━━━━━ Listing ━━━━━

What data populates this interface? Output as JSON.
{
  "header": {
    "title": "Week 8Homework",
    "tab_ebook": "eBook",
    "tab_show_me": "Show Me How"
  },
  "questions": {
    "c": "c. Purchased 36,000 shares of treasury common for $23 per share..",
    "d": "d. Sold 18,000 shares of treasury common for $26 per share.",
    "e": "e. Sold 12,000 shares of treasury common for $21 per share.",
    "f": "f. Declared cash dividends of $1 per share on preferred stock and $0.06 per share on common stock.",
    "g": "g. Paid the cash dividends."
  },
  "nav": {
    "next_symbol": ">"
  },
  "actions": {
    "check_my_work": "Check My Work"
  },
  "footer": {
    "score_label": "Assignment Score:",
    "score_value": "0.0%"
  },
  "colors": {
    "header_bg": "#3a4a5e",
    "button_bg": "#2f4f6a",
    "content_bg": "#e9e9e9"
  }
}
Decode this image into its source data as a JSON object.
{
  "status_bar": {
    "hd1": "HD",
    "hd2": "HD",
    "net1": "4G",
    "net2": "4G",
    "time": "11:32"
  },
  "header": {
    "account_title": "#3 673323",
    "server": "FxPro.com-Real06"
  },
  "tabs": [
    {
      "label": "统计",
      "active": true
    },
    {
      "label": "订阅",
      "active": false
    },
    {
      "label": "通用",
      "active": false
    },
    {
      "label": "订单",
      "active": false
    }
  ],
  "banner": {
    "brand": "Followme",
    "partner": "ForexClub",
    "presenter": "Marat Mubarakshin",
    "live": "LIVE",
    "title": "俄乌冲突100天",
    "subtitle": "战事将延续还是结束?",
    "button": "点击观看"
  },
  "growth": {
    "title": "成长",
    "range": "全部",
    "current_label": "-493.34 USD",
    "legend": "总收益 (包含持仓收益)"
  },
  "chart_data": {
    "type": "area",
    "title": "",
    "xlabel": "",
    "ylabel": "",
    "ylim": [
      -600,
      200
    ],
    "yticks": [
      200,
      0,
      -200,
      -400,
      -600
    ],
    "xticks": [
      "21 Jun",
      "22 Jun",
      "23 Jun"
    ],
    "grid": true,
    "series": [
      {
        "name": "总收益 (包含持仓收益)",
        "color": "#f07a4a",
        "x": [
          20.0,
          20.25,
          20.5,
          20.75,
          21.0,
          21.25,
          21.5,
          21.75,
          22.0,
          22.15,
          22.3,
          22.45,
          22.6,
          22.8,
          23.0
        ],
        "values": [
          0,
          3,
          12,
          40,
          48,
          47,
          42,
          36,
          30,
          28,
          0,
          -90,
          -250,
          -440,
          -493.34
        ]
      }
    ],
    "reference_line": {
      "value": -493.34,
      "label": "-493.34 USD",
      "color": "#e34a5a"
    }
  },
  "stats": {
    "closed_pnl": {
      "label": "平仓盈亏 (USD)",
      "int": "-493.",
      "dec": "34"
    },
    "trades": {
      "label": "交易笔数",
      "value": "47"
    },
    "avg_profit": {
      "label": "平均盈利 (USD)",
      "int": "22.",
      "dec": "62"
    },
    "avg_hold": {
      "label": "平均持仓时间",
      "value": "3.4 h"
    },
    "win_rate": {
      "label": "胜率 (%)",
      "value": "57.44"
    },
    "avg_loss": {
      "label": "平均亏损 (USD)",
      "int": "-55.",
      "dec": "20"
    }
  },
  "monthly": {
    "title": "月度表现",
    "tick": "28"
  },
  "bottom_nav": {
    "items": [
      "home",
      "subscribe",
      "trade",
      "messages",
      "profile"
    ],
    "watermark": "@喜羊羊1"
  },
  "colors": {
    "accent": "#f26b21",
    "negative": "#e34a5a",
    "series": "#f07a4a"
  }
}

━━━━━
━━━━━ Listing ━━━━━

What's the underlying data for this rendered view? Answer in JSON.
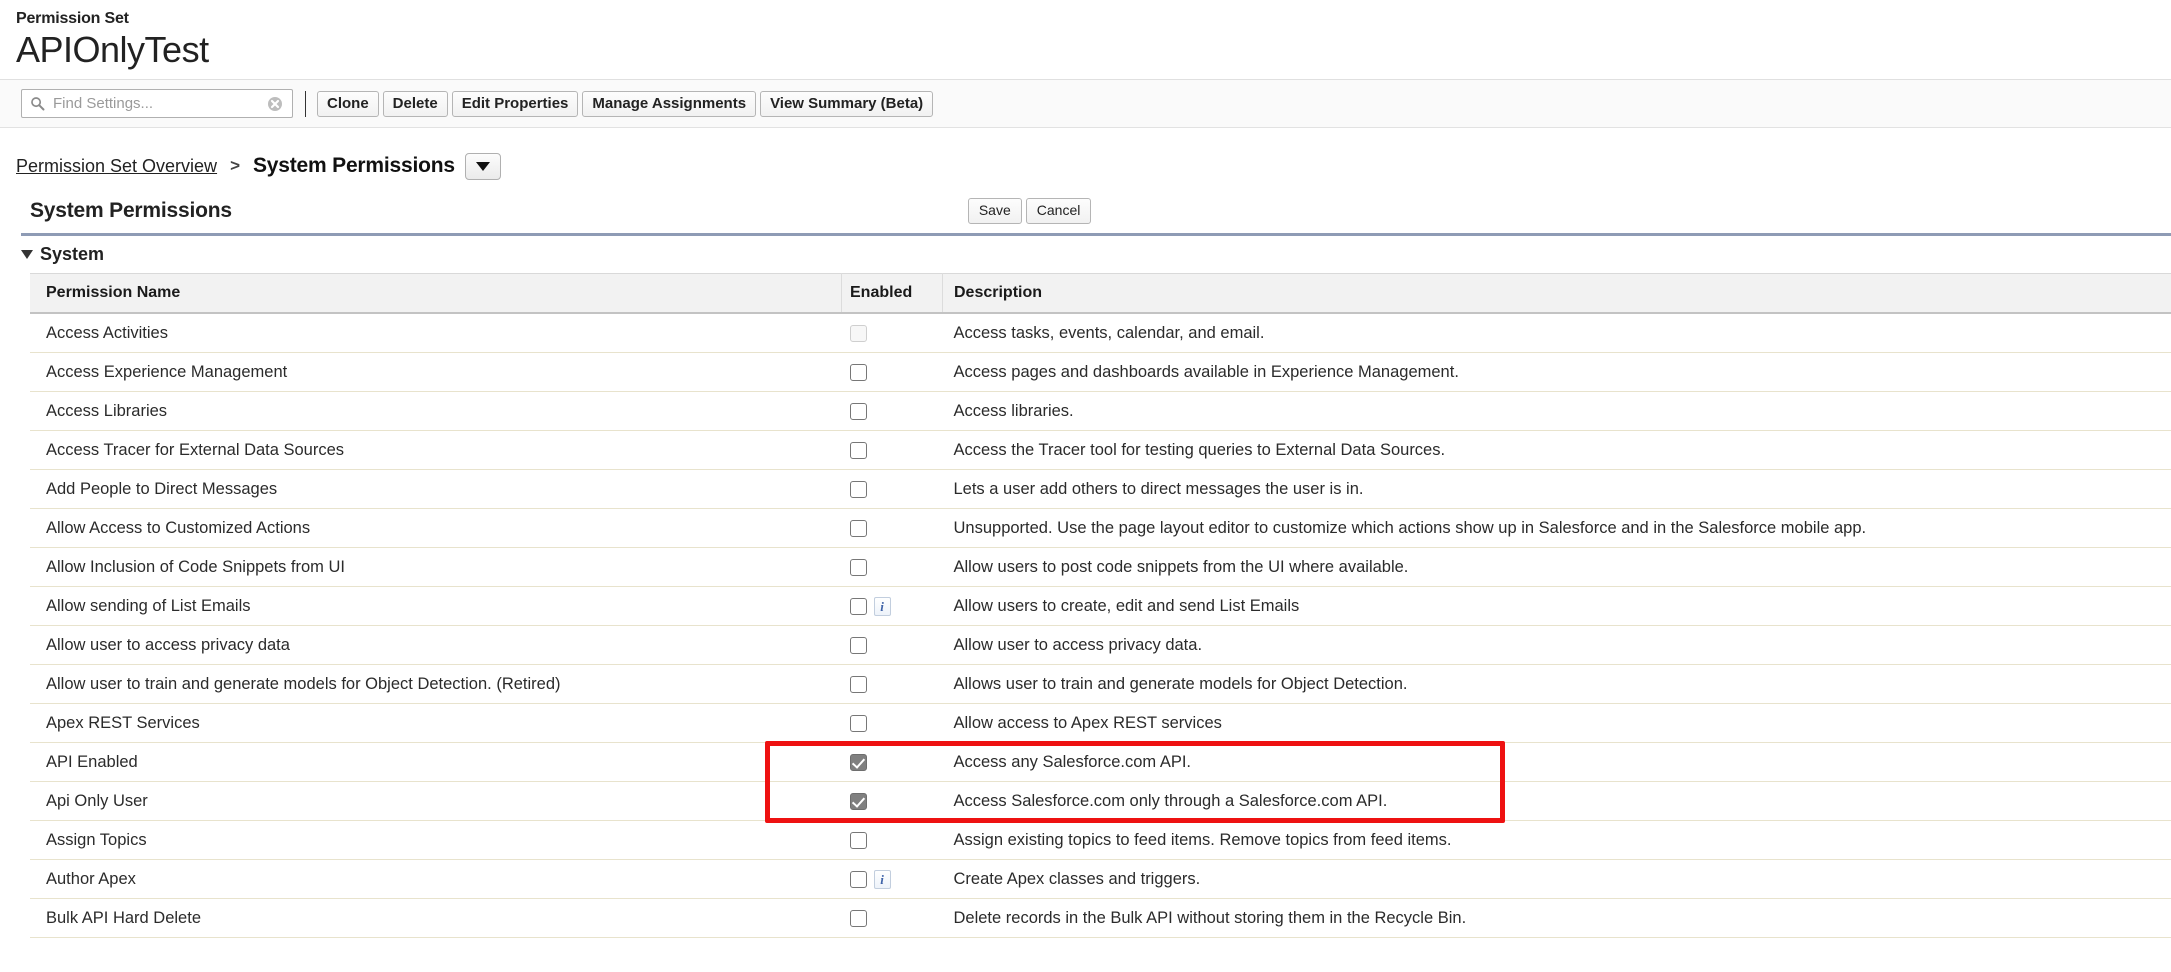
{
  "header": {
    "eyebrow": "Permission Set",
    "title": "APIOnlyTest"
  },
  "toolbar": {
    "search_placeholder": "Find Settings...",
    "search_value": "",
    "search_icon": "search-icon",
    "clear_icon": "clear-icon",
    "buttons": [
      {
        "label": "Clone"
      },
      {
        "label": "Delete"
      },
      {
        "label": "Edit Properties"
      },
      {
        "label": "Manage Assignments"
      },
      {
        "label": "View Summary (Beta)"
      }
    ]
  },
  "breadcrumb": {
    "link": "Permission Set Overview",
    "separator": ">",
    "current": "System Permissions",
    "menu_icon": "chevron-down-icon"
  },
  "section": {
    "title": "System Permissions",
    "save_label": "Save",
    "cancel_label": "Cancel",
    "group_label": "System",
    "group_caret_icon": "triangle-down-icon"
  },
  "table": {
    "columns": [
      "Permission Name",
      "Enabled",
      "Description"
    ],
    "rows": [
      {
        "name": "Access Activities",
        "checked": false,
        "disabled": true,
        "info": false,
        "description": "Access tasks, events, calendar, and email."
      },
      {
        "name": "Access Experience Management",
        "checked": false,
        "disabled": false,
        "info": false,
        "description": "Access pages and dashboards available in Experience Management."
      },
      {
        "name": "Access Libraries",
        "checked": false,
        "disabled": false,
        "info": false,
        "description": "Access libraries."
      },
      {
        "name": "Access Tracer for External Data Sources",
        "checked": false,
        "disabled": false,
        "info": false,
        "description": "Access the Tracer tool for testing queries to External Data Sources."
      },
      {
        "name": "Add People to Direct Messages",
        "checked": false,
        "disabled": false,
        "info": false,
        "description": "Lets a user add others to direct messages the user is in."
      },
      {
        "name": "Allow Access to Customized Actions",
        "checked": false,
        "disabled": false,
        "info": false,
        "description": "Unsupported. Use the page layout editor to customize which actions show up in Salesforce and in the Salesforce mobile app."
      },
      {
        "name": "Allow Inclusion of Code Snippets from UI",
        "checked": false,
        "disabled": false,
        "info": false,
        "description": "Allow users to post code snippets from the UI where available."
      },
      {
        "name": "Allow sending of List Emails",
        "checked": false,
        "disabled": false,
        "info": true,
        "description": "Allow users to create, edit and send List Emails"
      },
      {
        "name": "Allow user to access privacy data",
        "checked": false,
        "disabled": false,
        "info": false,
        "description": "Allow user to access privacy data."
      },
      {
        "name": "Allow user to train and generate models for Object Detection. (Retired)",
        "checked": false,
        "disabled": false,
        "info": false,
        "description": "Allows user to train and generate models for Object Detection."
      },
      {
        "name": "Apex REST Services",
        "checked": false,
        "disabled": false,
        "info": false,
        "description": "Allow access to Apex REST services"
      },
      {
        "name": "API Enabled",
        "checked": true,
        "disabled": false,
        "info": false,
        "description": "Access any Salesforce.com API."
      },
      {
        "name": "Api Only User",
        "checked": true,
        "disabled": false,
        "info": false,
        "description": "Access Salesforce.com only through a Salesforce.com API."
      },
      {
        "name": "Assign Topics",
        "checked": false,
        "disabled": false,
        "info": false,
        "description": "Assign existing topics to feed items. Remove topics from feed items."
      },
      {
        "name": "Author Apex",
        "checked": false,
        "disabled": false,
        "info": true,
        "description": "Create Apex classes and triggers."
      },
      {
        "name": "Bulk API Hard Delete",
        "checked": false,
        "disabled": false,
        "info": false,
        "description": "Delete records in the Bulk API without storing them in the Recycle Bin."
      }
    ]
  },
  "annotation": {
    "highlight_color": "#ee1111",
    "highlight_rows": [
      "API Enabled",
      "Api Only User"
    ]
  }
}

━━━━━
━━━━━ Listing ━━━━━

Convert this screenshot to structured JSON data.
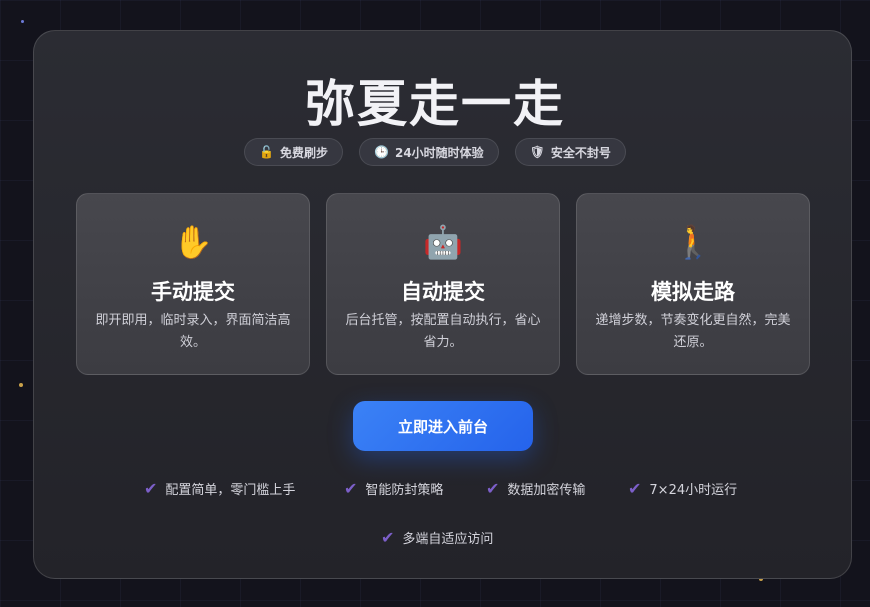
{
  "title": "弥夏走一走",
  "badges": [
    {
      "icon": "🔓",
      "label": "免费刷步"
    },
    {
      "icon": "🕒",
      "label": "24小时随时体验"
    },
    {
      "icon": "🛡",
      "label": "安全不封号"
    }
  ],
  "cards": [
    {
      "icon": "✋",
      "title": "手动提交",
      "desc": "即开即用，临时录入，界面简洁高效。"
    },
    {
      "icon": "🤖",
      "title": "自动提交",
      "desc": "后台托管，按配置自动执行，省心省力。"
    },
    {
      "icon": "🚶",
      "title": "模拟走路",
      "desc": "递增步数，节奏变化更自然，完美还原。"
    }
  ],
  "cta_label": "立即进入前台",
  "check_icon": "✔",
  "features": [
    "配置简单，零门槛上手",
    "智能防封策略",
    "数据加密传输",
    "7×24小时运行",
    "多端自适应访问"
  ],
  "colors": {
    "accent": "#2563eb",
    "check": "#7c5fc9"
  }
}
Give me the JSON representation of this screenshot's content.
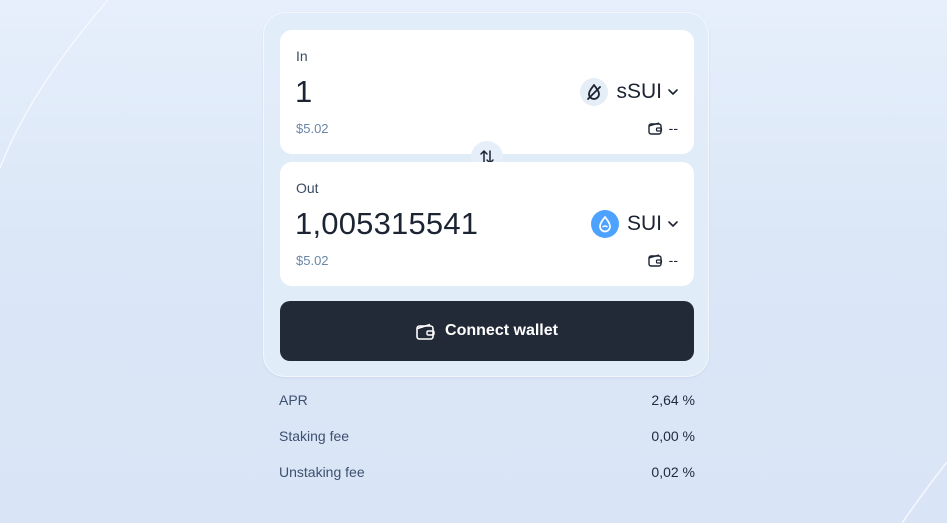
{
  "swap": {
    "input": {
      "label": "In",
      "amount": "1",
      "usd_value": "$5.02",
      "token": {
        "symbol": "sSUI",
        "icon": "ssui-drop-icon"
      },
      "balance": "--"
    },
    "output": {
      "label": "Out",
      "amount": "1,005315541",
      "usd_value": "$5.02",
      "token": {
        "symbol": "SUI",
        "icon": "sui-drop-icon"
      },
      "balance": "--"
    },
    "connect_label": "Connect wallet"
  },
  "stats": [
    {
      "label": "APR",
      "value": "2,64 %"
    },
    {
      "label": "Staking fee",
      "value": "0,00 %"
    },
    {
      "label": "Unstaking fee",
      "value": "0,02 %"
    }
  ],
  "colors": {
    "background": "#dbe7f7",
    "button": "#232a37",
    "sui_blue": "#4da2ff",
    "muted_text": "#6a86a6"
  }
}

━━━━━

▸ **Exercise objective**
Within the listing, how many lines hold the word "train"? Only the number is to be given.

▸ **Exercise answer**
2